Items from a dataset
— Start —
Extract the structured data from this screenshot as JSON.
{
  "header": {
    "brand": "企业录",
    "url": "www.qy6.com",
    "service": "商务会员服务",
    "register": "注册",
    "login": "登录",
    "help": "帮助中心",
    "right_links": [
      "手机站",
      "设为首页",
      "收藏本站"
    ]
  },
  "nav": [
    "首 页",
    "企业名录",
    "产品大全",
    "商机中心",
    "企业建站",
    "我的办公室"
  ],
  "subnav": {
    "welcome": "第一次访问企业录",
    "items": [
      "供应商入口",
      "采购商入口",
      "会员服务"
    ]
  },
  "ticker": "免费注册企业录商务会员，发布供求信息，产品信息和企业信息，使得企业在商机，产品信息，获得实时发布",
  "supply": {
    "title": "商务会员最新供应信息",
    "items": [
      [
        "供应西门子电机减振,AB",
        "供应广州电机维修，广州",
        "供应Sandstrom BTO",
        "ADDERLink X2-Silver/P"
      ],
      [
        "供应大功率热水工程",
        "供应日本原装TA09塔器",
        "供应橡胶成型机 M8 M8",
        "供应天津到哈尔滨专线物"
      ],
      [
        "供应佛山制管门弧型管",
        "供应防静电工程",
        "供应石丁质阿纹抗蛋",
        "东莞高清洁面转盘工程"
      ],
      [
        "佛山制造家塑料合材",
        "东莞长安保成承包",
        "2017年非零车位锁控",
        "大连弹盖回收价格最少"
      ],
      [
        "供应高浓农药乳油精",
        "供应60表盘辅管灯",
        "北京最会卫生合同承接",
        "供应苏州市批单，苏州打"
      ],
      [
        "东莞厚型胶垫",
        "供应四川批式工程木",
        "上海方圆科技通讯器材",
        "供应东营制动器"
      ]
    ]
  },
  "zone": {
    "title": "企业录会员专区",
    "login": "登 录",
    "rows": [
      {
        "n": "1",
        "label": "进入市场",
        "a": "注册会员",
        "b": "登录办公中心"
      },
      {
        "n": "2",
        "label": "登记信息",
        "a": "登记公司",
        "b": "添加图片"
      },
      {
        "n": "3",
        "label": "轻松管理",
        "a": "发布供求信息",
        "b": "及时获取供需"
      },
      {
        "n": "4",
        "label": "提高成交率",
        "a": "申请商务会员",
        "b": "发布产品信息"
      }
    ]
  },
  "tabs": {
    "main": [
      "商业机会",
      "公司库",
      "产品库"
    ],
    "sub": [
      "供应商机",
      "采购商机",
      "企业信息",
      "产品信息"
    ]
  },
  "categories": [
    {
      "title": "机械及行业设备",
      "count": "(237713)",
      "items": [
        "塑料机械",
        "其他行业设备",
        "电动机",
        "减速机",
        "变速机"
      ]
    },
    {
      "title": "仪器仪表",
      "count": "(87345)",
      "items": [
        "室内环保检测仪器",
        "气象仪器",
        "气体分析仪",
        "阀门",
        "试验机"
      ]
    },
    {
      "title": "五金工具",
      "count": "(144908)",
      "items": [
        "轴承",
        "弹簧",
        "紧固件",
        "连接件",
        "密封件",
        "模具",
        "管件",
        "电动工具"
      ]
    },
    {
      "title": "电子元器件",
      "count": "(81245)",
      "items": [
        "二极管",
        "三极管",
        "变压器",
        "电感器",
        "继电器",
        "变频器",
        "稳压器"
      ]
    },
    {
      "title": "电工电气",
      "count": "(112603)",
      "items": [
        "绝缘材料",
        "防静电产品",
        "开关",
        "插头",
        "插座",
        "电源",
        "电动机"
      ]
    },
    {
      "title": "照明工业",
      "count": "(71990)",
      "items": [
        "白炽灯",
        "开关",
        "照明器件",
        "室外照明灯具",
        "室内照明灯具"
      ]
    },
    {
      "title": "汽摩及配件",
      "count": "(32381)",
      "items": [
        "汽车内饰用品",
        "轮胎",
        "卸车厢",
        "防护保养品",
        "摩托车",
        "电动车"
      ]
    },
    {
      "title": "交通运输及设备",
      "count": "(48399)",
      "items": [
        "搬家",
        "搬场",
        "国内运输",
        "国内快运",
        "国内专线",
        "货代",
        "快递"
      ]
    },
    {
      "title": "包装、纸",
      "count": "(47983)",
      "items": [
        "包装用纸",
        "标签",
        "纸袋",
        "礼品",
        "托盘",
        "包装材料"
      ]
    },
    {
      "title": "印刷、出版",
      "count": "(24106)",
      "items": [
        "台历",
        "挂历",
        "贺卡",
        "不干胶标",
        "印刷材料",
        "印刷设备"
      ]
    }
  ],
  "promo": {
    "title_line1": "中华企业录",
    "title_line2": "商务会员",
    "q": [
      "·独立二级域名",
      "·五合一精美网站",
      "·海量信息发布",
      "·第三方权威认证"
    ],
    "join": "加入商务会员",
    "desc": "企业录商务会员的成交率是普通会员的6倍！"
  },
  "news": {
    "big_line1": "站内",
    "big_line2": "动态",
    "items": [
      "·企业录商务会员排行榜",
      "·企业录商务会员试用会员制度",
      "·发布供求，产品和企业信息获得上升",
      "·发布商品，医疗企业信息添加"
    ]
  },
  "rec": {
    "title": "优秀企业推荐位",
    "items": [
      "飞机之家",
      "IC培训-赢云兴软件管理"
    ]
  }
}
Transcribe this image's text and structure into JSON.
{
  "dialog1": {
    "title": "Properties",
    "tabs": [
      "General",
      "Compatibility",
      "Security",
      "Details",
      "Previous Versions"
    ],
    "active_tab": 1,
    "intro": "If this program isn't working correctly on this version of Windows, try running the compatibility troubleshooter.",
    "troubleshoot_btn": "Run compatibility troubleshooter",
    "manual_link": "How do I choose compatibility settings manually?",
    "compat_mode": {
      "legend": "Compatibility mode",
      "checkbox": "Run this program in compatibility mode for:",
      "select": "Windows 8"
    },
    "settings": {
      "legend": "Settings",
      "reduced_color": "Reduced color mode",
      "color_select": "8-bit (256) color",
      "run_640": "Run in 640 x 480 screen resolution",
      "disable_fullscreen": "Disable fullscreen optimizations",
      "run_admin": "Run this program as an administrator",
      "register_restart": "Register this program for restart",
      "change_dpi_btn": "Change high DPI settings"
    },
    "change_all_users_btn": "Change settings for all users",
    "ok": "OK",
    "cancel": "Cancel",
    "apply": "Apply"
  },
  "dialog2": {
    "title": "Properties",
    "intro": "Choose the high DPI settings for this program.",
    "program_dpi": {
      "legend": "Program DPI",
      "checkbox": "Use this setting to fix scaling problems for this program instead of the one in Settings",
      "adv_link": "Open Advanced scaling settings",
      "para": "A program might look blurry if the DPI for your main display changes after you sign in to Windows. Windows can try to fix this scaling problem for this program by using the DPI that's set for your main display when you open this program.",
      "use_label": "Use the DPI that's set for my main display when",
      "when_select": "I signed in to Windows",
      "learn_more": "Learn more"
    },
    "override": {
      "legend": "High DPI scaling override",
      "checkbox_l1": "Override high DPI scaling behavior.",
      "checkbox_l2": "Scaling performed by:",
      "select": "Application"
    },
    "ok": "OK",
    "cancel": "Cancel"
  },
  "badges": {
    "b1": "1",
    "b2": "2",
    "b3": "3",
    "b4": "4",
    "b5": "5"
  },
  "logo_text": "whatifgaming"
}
— End —
### What to do
Nothing in the data may differ; print all of it exactly as written.

### Problem solution
Extract the structured data from this screenshot as JSON.
{
  "header": {
    "brand": "企业录",
    "url": "www.qy6.com",
    "service": "商务会员服务",
    "register": "注册",
    "login": "登录",
    "help": "帮助中心",
    "right_links": [
      "手机站",
      "设为首页",
      "收藏本站"
    ]
  },
  "nav": [
    "首 页",
    "企业名录",
    "产品大全",
    "商机中心",
    "企业建站",
    "我的办公室"
  ],
  "subnav": {
    "welcome": "第一次访问企业录",
    "items": [
      "供应商入口",
      "采购商入口",
      "会员服务"
    ]
  },
  "ticker": "免费注册企业录商务会员，发布供求信息，产品信息和企业信息，使得企业在商机，产品信息，获得实时发布",
  "supply": {
    "title": "商务会员最新供应信息",
    "items": [
      [
        "供应西门子电机减振,AB",
        "供应广州电机维修，广州",
        "供应Sandstrom BTO",
        "ADDERLink X2-Silver/P"
      ],
      [
        "供应大功率热水工程",
        "供应日本原装TA09塔器",
        "供应橡胶成型机 M8 M8",
        "供应天津到哈尔滨专线物"
      ],
      [
        "供应佛山制管门弧型管",
        "供应防静电工程",
        "供应石丁质阿纹抗蛋",
        "东莞高清洁面转盘工程"
      ],
      [
        "佛山制造家塑料合材",
        "东莞长安保成承包",
        "2017年非零车位锁控",
        "大连弹盖回收价格最少"
      ],
      [
        "供应高浓农药乳油精",
        "供应60表盘辅管灯",
        "北京最会卫生合同承接",
        "供应苏州市批单，苏州打"
      ],
      [
        "东莞厚型胶垫",
        "供应四川批式工程木",
        "上海方圆科技通讯器材",
        "供应东营制动器"
      ]
    ]
  },
  "zone": {
    "title": "企业录会员专区",
    "login": "登 录",
    "rows": [
      {
        "n": "1",
        "label": "进入市场",
        "a": "注册会员",
        "b": "登录办公中心"
      },
      {
        "n": "2",
        "label": "登记信息",
        "a": "登记公司",
        "b": "添加图片"
      },
      {
        "n": "3",
        "label": "轻松管理",
        "a": "发布供求信息",
        "b": "及时获取供需"
      },
      {
        "n": "4",
        "label": "提高成交率",
        "a": "申请商务会员",
        "b": "发布产品信息"
      }
    ]
  },
  "tabs": {
    "main": [
      "商业机会",
      "公司库",
      "产品库"
    ],
    "sub": [
      "供应商机",
      "采购商机",
      "企业信息",
      "产品信息"
    ]
  },
  "categories": [
    {
      "title": "机械及行业设备",
      "count": "(237713)",
      "items": [
        "塑料机械",
        "其他行业设备",
        "电动机",
        "减速机",
        "变速机"
      ]
    },
    {
      "title": "仪器仪表",
      "count": "(87345)",
      "items": [
        "室内环保检测仪器",
        "气象仪器",
        "气体分析仪",
        "阀门",
        "试验机"
      ]
    },
    {
      "title": "五金工具",
      "count": "(144908)",
      "items": [
        "轴承",
        "弹簧",
        "紧固件",
        "连接件",
        "密封件",
        "模具",
        "管件",
        "电动工具"
      ]
    },
    {
      "title": "电子元器件",
      "count": "(81245)",
      "items": [
        "二极管",
        "三极管",
        "变压器",
        "电感器",
        "继电器",
        "变频器",
        "稳压器"
      ]
    },
    {
      "title": "电工电气",
      "count": "(112603)",
      "items": [
        "绝缘材料",
        "防静电产品",
        "开关",
        "插头",
        "插座",
        "电源",
        "电动机"
      ]
    },
    {
      "title": "照明工业",
      "count": "(71990)",
      "items": [
        "白炽灯",
        "开关",
        "照明器件",
        "室外照明灯具",
        "室内照明灯具"
      ]
    },
    {
      "title": "汽摩及配件",
      "count": "(32381)",
      "items": [
        "汽车内饰用品",
        "轮胎",
        "卸车厢",
        "防护保养品",
        "摩托车",
        "电动车"
      ]
    },
    {
      "title": "交通运输及设备",
      "count": "(48399)",
      "items": [
        "搬家",
        "搬场",
        "国内运输",
        "国内快运",
        "国内专线",
        "货代",
        "快递"
      ]
    },
    {
      "title": "包装、纸",
      "count": "(47983)",
      "items": [
        "包装用纸",
        "标签",
        "纸袋",
        "礼品",
        "托盘",
        "包装材料"
      ]
    },
    {
      "title": "印刷、出版",
      "count": "(24106)",
      "items": [
        "台历",
        "挂历",
        "贺卡",
        "不干胶标",
        "印刷材料",
        "印刷设备"
      ]
    }
  ],
  "promo": {
    "title_line1": "中华企业录",
    "title_line2": "商务会员",
    "q": [
      "·独立二级域名",
      "·五合一精美网站",
      "·海量信息发布",
      "·第三方权威认证"
    ],
    "join": "加入商务会员",
    "desc": "企业录商务会员的成交率是普通会员的6倍！"
  },
  "news": {
    "big_line1": "站内",
    "big_line2": "动态",
    "items": [
      "·企业录商务会员排行榜",
      "·企业录商务会员试用会员制度",
      "·发布供求，产品和企业信息获得上升",
      "·发布商品，医疗企业信息添加"
    ]
  },
  "rec": {
    "title": "优秀企业推荐位",
    "items": [
      "飞机之家",
      "IC培训-赢云兴软件管理"
    ]
  }
}
Transcribe this image's text and structure into JSON.
{
  "dialog1": {
    "title": "Properties",
    "tabs": [
      "General",
      "Compatibility",
      "Security",
      "Details",
      "Previous Versions"
    ],
    "active_tab": 1,
    "intro": "If this program isn't working correctly on this version of Windows, try running the compatibility troubleshooter.",
    "troubleshoot_btn": "Run compatibility troubleshooter",
    "manual_link": "How do I choose compatibility settings manually?",
    "compat_mode": {
      "legend": "Compatibility mode",
      "checkbox": "Run this program in compatibility mode for:",
      "select": "Windows 8"
    },
    "settings": {
      "legend": "Settings",
      "reduced_color": "Reduced color mode",
      "color_select": "8-bit (256) color",
      "run_640": "Run in 640 x 480 screen resolution",
      "disable_fullscreen": "Disable fullscreen optimizations",
      "run_admin": "Run this program as an administrator",
      "register_restart": "Register this program for restart",
      "change_dpi_btn": "Change high DPI settings"
    },
    "change_all_users_btn": "Change settings for all users",
    "ok": "OK",
    "cancel": "Cancel",
    "apply": "Apply"
  },
  "dialog2": {
    "title": "Properties",
    "intro": "Choose the high DPI settings for this program.",
    "program_dpi": {
      "legend": "Program DPI",
      "checkbox": "Use this setting to fix scaling problems for this program instead of the one in Settings",
      "adv_link": "Open Advanced scaling settings",
      "para": "A program might look blurry if the DPI for your main display changes after you sign in to Windows. Windows can try to fix this scaling problem for this program by using the DPI that's set for your main display when you open this program.",
      "use_label": "Use the DPI that's set for my main display when",
      "when_select": "I signed in to Windows",
      "learn_more": "Learn more"
    },
    "override": {
      "legend": "High DPI scaling override",
      "checkbox_l1": "Override high DPI scaling behavior.",
      "checkbox_l2": "Scaling performed by:",
      "select": "Application"
    },
    "ok": "OK",
    "cancel": "Cancel"
  },
  "badges": {
    "b1": "1",
    "b2": "2",
    "b3": "3",
    "b4": "4",
    "b5": "5"
  },
  "logo_text": "whatifgaming"
}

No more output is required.